Write every line out verbatim and omit the pictures.
[START Working data]
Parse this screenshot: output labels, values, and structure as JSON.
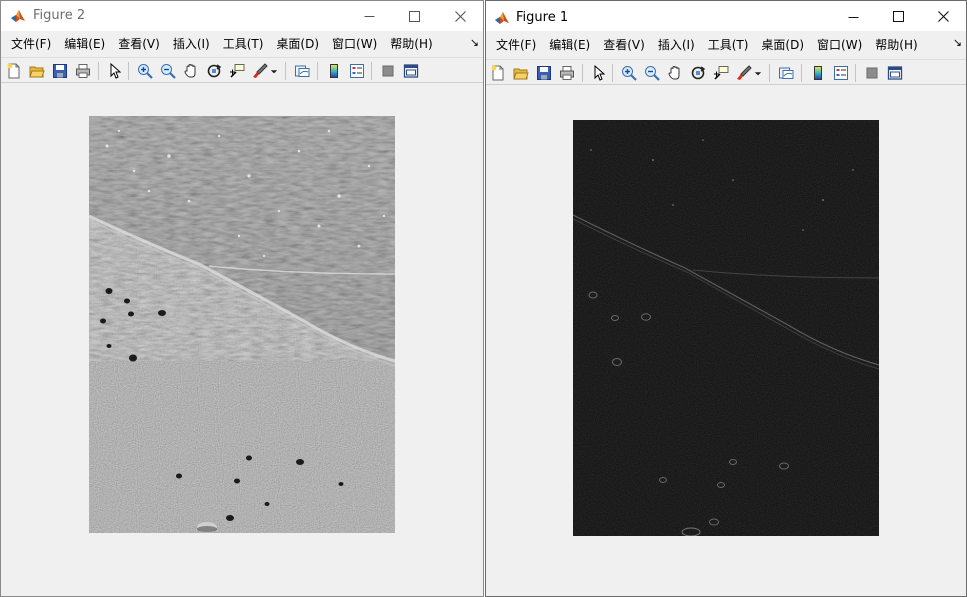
{
  "windows": [
    {
      "id": "win2",
      "title": "Figure 2",
      "menu": [
        "文件(F)",
        "编辑(E)",
        "查看(V)",
        "插入(I)",
        "工具(T)",
        "桌面(D)",
        "窗口(W)",
        "帮助(H)"
      ],
      "menu_more": "↘"
    },
    {
      "id": "win1",
      "title": "Figure 1",
      "menu": [
        "文件(F)",
        "编辑(E)",
        "查看(V)",
        "插入(I)",
        "工具(T)",
        "桌面(D)",
        "窗口(W)",
        "帮助(H)"
      ],
      "menu_more": "↘"
    }
  ],
  "caption_buttons": {
    "minimize": "—",
    "maximize": "☐",
    "close": "✕"
  },
  "toolbar_icons": [
    "new-figure-icon",
    "open-file-icon",
    "save-icon",
    "print-icon",
    "pointer-icon",
    "zoom-in-icon",
    "zoom-out-icon",
    "pan-icon",
    "rotate-3d-icon",
    "data-cursor-icon",
    "brush-icon",
    "dropdown-arrow-icon",
    "link-plot-icon",
    "colorbar-icon",
    "legend-icon",
    "hide-plot-tools-icon",
    "show-plot-tools-icon"
  ],
  "colors": {
    "window_bg": "#f0f0f0",
    "title_bg": "#ffffff",
    "inactive_title": "#6e6e6e",
    "active_title": "#000000"
  }
}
[END Working data]
Final result:
Parse this screenshot: output labels, values, and structure as JSON.
{
  "windows": [
    {
      "id": "win2",
      "title": "Figure 2",
      "menu": [
        "文件(F)",
        "编辑(E)",
        "查看(V)",
        "插入(I)",
        "工具(T)",
        "桌面(D)",
        "窗口(W)",
        "帮助(H)"
      ],
      "menu_more": "↘"
    },
    {
      "id": "win1",
      "title": "Figure 1",
      "menu": [
        "文件(F)",
        "编辑(E)",
        "查看(V)",
        "插入(I)",
        "工具(T)",
        "桌面(D)",
        "窗口(W)",
        "帮助(H)"
      ],
      "menu_more": "↘"
    }
  ],
  "caption_buttons": {
    "minimize": "—",
    "maximize": "☐",
    "close": "✕"
  },
  "toolbar_icons": [
    "new-figure-icon",
    "open-file-icon",
    "save-icon",
    "print-icon",
    "pointer-icon",
    "zoom-in-icon",
    "zoom-out-icon",
    "pan-icon",
    "rotate-3d-icon",
    "data-cursor-icon",
    "brush-icon",
    "dropdown-arrow-icon",
    "link-plot-icon",
    "colorbar-icon",
    "legend-icon",
    "hide-plot-tools-icon",
    "show-plot-tools-icon"
  ],
  "colors": {
    "window_bg": "#f0f0f0",
    "title_bg": "#ffffff",
    "inactive_title": "#6e6e6e",
    "active_title": "#000000"
  }
}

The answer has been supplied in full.